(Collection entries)
------------------------------------------------------------------------

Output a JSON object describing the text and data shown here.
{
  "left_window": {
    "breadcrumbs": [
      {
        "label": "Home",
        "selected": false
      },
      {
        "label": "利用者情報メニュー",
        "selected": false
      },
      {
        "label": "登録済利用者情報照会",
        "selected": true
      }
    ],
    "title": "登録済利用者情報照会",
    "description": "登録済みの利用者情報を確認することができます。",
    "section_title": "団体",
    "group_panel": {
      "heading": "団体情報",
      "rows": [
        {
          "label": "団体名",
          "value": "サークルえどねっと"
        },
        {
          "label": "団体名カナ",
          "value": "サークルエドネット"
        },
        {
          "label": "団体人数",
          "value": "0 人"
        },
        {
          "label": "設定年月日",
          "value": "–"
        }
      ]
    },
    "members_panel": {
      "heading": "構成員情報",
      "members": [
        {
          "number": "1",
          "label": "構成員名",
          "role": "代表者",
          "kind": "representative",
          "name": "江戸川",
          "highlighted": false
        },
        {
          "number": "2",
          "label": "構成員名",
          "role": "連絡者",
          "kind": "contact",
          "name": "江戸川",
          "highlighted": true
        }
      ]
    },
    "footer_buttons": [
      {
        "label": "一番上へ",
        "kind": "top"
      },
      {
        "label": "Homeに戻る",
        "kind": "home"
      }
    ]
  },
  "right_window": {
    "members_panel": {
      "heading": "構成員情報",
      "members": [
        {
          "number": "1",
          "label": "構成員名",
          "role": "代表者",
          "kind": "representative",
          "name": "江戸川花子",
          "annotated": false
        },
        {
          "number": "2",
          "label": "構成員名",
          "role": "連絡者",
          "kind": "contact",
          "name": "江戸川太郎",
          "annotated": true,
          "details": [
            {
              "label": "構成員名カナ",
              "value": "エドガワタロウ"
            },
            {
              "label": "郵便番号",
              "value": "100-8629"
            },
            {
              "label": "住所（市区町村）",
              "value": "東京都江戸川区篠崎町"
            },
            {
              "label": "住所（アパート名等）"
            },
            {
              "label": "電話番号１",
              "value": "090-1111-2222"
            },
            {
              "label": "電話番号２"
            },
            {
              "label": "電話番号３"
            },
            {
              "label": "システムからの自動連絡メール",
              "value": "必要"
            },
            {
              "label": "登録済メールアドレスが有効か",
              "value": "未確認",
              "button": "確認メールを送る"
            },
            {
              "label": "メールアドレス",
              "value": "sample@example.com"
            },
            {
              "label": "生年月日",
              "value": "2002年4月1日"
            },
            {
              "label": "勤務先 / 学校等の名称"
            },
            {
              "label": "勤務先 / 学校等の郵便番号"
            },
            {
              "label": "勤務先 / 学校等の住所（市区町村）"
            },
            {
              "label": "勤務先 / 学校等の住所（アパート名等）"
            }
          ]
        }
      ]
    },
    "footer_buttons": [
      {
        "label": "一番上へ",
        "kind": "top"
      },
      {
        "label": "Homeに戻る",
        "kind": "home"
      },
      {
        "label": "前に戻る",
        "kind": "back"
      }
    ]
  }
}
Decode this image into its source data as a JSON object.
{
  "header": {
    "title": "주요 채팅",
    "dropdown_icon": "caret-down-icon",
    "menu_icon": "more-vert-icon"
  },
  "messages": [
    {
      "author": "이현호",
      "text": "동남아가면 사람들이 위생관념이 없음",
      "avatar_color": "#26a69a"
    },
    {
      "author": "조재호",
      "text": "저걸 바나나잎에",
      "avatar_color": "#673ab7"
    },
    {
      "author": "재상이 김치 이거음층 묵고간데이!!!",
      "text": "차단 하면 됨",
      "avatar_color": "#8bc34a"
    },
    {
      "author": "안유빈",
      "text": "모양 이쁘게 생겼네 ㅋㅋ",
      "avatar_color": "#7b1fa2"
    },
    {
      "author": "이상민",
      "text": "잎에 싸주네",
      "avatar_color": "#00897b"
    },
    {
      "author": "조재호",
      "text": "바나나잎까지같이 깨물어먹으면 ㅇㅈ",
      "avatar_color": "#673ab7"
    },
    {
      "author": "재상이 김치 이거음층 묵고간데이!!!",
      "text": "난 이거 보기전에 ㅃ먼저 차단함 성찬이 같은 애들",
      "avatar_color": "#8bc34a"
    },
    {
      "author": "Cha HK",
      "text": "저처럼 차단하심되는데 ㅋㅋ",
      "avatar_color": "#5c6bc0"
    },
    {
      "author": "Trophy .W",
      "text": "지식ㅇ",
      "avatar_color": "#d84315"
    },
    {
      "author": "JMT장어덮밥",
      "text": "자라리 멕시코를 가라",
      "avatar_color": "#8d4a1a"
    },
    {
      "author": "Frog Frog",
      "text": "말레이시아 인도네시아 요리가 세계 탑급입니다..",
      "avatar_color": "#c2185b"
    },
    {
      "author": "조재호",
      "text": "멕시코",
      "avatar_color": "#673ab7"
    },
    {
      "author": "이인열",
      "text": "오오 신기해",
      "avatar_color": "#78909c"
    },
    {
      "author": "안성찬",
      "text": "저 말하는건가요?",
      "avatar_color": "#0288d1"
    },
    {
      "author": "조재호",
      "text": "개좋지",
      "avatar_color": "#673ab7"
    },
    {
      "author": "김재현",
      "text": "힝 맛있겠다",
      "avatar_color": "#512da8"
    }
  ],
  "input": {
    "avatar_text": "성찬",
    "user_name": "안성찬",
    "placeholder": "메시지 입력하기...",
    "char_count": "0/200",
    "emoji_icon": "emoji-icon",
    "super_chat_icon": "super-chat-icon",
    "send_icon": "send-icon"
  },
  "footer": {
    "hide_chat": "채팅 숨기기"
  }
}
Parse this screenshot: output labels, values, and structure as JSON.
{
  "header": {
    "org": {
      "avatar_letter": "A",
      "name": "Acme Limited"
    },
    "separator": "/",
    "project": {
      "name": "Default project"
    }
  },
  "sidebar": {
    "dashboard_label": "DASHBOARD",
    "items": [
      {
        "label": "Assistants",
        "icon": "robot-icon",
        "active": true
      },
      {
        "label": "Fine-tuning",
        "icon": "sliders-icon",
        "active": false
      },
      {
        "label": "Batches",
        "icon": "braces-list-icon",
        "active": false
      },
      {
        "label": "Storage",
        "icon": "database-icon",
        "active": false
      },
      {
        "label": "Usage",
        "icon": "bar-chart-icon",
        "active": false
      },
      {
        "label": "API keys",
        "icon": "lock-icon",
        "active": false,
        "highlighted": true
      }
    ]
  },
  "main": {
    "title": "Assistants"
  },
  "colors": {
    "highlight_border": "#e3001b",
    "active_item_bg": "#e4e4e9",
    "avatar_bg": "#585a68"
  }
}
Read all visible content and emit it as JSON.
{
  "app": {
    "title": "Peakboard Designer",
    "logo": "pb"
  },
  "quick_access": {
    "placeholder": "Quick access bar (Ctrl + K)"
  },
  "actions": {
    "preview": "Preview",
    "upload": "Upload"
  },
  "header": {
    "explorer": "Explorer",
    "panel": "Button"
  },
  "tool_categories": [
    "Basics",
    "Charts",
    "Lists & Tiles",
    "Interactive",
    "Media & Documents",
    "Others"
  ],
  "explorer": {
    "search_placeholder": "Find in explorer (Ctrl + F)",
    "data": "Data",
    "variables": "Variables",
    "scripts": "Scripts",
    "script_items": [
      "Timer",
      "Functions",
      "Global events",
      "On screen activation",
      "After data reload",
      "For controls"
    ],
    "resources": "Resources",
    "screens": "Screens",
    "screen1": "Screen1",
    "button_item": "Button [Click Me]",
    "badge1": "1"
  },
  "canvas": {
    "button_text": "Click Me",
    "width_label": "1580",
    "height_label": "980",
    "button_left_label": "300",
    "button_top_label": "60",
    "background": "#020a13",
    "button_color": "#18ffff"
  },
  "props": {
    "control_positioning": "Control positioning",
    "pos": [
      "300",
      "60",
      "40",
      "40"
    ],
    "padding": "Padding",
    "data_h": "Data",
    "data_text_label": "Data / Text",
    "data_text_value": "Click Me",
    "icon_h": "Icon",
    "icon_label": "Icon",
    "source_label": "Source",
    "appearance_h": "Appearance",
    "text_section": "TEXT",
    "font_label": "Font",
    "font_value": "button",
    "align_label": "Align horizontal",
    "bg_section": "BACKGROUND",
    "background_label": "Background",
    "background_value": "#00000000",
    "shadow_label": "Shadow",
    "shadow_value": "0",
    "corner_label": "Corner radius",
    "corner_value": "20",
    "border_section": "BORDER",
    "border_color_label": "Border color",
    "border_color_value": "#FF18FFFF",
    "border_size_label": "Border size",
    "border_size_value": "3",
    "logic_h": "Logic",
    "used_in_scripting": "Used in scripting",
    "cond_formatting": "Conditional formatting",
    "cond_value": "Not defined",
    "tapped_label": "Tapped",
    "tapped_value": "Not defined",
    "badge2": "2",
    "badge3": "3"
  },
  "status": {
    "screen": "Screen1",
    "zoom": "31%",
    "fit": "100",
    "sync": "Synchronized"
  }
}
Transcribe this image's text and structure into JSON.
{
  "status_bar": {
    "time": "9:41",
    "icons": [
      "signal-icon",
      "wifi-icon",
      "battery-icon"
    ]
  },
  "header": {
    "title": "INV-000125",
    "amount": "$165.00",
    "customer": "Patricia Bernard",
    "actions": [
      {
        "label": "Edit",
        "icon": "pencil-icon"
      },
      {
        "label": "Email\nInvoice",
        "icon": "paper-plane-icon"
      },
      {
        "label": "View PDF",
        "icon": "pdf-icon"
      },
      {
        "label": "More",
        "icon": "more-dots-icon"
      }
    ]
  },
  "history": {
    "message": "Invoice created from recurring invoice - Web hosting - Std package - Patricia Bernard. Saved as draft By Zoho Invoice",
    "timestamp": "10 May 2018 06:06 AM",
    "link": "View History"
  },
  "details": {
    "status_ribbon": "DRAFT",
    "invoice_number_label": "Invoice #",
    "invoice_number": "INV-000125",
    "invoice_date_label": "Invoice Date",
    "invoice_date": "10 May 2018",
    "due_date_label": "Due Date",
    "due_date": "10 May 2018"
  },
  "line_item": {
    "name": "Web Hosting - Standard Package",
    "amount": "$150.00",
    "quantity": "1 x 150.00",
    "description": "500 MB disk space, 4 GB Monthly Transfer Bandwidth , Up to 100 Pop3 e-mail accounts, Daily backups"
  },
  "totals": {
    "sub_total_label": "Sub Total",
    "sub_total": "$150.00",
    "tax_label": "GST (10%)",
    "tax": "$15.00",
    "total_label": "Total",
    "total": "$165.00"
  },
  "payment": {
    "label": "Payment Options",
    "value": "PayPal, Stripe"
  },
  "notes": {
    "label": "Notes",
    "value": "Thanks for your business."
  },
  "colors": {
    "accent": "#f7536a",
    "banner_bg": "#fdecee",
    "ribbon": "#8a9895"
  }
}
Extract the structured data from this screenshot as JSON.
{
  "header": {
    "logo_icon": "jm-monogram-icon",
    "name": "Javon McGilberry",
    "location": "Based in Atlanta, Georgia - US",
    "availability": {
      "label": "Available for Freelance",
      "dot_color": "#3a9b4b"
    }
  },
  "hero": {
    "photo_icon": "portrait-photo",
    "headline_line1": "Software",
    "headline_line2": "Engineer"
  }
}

------------------------------------------------------------------------

== WHAT IS ASKED ==
In the records above, find each line holding "学校等の住所" and copy it.

== TASK RESULT ==
              "label": "勤務先 / 学校等の住所（市区町村）"
              "label": "勤務先 / 学校等の住所（アパート名等）"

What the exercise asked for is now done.